— The problem —
Report, as a bare number, how many lines contain the string "heart".

##########

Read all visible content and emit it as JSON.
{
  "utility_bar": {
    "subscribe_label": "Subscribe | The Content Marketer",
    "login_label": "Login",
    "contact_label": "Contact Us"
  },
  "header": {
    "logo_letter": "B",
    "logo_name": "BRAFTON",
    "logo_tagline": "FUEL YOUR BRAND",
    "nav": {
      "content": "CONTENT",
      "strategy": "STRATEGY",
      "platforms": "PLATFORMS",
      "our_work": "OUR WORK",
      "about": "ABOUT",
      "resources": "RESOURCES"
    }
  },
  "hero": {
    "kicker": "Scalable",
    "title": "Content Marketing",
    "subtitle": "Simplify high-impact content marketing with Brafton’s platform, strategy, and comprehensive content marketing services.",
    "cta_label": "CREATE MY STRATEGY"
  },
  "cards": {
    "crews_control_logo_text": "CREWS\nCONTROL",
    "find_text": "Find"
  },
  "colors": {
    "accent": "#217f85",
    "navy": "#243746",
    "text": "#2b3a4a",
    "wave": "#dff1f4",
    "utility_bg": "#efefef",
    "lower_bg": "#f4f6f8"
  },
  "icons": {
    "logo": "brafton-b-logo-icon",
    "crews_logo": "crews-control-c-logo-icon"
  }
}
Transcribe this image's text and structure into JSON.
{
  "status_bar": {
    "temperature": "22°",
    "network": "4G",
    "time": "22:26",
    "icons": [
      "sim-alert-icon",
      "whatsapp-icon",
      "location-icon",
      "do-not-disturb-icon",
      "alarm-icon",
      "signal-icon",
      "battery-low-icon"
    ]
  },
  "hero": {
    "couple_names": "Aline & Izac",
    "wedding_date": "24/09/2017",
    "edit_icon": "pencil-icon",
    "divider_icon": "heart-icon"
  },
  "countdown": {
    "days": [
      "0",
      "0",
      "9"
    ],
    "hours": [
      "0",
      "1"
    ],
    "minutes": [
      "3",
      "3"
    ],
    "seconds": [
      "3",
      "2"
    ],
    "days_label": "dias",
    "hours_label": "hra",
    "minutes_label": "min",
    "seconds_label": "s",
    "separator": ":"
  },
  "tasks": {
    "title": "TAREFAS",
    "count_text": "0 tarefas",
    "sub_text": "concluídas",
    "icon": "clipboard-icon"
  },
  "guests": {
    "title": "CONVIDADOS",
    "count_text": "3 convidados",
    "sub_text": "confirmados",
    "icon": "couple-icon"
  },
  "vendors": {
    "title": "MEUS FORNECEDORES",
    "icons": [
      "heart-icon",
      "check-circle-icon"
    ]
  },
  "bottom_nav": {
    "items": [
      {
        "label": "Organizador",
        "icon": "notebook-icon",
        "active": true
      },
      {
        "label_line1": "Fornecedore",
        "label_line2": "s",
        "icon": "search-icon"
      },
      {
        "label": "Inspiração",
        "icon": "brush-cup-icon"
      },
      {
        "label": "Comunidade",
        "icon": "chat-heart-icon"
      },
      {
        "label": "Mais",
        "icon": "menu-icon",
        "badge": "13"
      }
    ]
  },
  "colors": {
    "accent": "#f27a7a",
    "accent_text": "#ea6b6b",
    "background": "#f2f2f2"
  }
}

##########

— Answer to the problem —
3